Task description: Reproduce the records below in their entirety, character for character.

— begin —

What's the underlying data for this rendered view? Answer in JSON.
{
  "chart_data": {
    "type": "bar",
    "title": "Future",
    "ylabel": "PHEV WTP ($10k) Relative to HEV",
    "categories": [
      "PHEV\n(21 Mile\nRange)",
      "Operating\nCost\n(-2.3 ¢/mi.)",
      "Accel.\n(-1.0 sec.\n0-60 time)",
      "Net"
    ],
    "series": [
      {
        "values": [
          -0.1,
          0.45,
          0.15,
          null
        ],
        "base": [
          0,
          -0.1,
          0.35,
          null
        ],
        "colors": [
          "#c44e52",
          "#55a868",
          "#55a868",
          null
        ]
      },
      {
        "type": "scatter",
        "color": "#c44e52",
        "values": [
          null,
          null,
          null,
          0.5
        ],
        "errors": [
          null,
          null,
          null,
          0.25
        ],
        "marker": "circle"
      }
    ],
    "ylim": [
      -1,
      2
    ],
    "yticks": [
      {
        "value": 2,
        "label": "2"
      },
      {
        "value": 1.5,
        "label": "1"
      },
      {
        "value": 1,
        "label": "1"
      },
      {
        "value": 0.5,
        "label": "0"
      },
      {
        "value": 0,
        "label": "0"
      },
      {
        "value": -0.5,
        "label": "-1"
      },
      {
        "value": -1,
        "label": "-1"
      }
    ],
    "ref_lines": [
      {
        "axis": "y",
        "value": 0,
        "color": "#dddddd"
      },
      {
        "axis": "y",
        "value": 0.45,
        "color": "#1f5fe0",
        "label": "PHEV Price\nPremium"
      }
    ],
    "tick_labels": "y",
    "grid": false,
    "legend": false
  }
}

— end —

Written answer:
What's the underlying data for this rendered view? Answer in JSON.
{
  "chart_data": {
    "type": "bar",
    "title": "Future",
    "ylabel": "PHEV WTP ($10k) Relative to HEV",
    "categories": [
      "PHEV\n(21 Mile\nRange)",
      "Operating\nCost\n(-2.3 ¢/mi.)",
      "Accel.\n(-1.0 sec.\n0-60 time)",
      "Net"
    ],
    "series": [
      {
        "values": [
          -0.1,
          0.45,
          0.15,
          null
        ],
        "base": [
          0,
          -0.1,
          0.35,
          null
        ],
        "colors": [
          "#c44e52",
          "#55a868",
          "#55a868",
          null
        ]
      },
      {
        "type": "scatter",
        "color": "#c44e52",
        "values": [
          null,
          null,
          null,
          0.5
        ],
        "errors": [
          null,
          null,
          null,
          0.25
        ],
        "marker": "circle"
      }
    ],
    "ylim": [
      -1,
      2
    ],
    "yticks": [
      {
        "value": 2,
        "label": "2"
      },
      {
        "value": 1.5,
        "label": "1"
      },
      {
        "value": 1,
        "label": "1"
      },
      {
        "value": 0.5,
        "label": "0"
      },
      {
        "value": 0,
        "label": "0"
      },
      {
        "value": -0.5,
        "label": "-1"
      },
      {
        "value": -1,
        "label": "-1"
      }
    ],
    "ref_lines": [
      {
        "axis": "y",
        "value": 0,
        "color": "#dddddd"
      },
      {
        "axis": "y",
        "value": 0.45,
        "color": "#1f5fe0",
        "label": "PHEV Price\nPremium"
      }
    ],
    "tick_labels": "y",
    "grid": false,
    "legend": false
  }
}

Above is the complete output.